Start of Records provided

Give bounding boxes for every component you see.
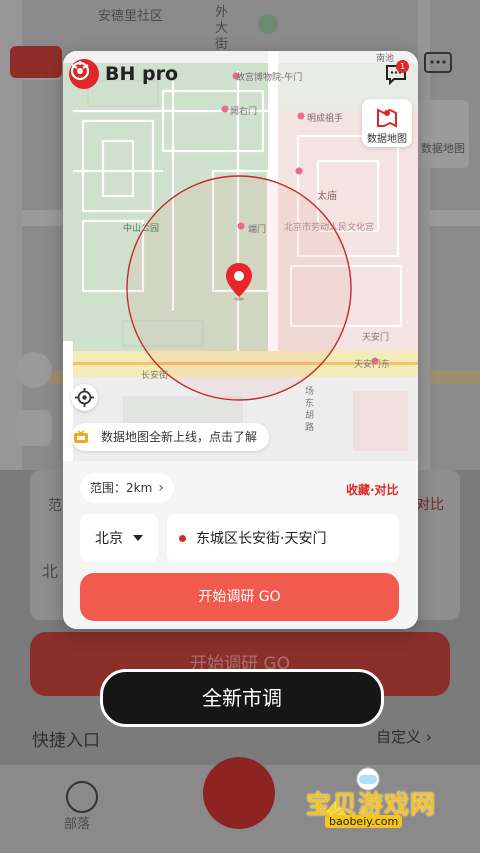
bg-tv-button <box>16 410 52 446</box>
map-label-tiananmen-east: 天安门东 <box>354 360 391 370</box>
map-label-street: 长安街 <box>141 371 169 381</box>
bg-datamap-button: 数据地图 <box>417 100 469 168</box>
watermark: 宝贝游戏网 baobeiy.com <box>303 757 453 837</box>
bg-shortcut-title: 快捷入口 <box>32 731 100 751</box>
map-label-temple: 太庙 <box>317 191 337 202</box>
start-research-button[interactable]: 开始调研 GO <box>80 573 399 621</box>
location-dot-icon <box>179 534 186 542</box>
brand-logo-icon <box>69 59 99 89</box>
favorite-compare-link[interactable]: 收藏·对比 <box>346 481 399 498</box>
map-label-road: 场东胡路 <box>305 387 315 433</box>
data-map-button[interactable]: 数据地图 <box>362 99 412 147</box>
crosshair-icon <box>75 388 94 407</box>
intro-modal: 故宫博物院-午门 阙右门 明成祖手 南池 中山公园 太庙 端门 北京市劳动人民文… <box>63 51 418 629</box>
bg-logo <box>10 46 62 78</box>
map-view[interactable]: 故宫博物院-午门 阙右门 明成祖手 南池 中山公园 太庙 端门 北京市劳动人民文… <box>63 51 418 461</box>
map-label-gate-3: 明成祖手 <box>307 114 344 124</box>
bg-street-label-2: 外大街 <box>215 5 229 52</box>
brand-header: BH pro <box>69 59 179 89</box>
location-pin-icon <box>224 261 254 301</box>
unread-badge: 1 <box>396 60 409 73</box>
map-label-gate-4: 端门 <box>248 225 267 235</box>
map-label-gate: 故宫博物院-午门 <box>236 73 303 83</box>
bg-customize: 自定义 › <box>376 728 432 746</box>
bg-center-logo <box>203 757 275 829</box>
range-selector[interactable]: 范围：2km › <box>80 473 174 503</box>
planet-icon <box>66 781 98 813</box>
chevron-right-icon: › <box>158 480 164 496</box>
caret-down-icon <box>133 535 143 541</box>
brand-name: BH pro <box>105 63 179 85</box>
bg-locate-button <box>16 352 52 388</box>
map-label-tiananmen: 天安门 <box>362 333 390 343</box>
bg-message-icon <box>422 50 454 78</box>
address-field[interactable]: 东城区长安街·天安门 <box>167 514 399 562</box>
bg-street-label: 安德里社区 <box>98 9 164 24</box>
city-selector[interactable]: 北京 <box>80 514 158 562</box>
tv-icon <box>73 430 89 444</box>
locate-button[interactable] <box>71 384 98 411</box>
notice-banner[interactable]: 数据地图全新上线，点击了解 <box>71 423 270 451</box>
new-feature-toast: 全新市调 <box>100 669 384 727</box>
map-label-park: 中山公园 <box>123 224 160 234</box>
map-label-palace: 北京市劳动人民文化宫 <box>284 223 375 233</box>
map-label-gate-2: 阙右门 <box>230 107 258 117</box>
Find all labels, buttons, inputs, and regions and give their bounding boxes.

End of Records provided
Start of Records provided

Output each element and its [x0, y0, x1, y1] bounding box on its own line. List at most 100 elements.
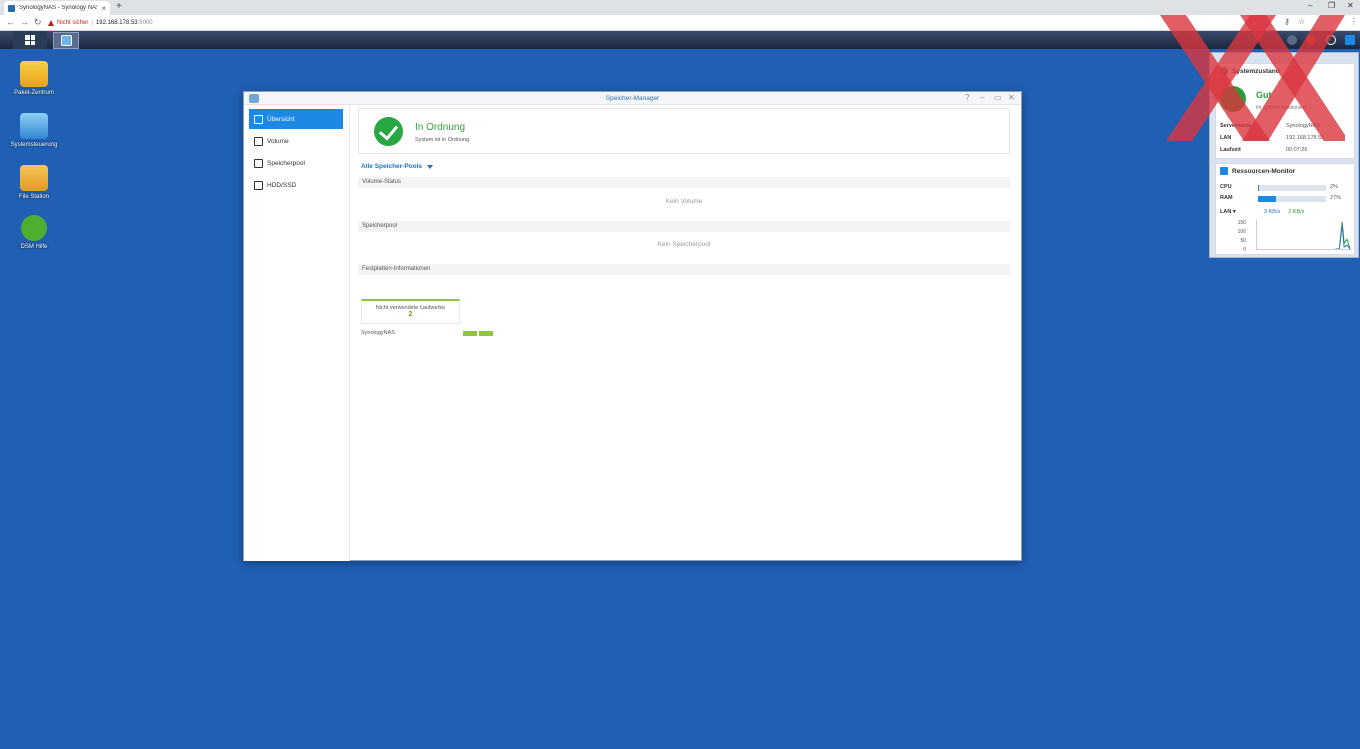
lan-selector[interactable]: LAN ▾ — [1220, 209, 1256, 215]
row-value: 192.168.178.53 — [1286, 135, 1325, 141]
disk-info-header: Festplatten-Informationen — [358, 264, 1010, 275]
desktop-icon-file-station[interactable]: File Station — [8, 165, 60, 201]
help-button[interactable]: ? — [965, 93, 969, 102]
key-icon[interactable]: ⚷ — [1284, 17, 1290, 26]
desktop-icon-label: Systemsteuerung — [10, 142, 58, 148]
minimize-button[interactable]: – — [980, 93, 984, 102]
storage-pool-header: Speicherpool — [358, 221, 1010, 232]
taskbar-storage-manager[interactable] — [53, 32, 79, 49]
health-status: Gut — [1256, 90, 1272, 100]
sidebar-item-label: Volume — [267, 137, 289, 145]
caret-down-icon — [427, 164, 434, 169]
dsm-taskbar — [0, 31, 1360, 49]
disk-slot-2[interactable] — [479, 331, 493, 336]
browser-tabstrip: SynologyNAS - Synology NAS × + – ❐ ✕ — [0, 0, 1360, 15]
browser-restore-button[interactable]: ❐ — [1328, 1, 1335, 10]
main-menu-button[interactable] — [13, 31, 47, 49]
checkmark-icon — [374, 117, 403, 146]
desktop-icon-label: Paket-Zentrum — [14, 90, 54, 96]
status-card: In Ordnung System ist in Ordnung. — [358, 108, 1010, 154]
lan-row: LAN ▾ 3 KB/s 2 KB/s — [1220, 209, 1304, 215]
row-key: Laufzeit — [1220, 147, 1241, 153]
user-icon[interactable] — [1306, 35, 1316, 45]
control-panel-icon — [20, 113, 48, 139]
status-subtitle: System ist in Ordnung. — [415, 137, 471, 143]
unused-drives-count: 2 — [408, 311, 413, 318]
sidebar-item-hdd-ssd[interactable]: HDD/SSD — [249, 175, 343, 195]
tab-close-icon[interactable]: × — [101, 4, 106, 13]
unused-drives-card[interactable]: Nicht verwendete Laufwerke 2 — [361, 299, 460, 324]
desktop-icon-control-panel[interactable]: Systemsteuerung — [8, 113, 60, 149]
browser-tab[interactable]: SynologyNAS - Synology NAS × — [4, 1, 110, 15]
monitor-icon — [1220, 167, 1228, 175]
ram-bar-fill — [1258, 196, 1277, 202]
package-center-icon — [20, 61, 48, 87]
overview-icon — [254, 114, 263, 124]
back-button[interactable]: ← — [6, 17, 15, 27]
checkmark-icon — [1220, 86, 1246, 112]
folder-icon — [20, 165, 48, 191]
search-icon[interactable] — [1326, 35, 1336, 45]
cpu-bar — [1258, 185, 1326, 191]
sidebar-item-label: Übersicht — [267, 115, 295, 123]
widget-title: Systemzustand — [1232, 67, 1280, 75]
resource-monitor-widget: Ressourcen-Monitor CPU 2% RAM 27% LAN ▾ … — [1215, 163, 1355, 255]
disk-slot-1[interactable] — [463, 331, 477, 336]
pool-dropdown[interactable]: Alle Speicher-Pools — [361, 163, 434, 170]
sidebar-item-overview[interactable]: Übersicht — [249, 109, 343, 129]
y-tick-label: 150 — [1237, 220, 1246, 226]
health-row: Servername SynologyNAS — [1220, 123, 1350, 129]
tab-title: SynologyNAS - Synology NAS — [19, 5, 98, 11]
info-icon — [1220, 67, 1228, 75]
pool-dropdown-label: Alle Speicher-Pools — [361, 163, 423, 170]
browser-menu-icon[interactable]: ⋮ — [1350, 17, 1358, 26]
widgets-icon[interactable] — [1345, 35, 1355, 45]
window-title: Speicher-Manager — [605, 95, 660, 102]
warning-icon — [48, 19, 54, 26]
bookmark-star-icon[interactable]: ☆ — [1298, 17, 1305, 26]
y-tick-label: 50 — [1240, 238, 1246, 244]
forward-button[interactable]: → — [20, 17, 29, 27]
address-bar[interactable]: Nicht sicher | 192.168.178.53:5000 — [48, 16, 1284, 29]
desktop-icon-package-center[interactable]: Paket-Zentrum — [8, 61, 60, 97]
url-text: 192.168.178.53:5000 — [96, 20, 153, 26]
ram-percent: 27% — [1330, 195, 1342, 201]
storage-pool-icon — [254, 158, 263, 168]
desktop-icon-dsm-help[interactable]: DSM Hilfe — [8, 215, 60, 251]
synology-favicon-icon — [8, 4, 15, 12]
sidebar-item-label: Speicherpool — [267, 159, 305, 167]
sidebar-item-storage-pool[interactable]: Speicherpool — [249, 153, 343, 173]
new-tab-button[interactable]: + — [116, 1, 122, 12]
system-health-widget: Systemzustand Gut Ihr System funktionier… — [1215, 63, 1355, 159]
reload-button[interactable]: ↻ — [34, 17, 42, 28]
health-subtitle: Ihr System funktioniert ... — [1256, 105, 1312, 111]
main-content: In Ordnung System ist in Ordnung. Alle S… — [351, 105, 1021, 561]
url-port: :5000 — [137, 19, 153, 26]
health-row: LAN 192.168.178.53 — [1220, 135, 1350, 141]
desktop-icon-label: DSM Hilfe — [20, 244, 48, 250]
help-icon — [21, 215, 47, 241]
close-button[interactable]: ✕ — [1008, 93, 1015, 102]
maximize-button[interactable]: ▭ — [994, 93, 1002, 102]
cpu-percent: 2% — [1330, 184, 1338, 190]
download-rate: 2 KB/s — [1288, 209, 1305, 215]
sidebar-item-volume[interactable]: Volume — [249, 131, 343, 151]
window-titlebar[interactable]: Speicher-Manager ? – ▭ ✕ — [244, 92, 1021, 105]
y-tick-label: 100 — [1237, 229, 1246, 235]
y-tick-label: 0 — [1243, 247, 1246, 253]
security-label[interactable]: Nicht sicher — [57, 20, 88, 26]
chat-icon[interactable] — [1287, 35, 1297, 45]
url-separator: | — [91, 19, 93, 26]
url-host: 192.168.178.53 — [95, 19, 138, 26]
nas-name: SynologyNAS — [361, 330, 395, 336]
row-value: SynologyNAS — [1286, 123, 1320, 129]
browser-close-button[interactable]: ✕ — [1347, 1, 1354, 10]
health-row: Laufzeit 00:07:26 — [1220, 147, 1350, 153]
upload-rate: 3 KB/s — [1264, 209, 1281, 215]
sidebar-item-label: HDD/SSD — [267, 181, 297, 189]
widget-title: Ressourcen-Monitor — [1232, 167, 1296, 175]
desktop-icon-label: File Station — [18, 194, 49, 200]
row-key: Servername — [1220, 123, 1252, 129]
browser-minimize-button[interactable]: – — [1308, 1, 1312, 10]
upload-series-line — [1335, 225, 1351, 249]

End of Records provided

### Exercise aim
Repeat the lines of the data above, starting at the line containing "bg-tv-button <box>16 410 52 446</box>" and ending at the line containing "brand-logo-icon <box>69 59 99 89</box>".

### Result of this task
bg-tv-button <box>16 410 52 446</box>
map-label-tiananmen-east: 天安门东 <box>354 360 391 370</box>
map-label-street: 长安街 <box>141 371 169 381</box>
bg-datamap-button: 数据地图 <box>417 100 469 168</box>
watermark: 宝贝游戏网 baobeiy.com <box>303 757 453 837</box>
bg-shortcut-title: 快捷入口 <box>32 731 100 751</box>
map-label-temple: 太庙 <box>317 191 337 202</box>
start-research-button[interactable]: 开始调研 GO <box>80 573 399 621</box>
location-dot-icon <box>179 534 186 542</box>
brand-logo-icon <box>69 59 99 89</box>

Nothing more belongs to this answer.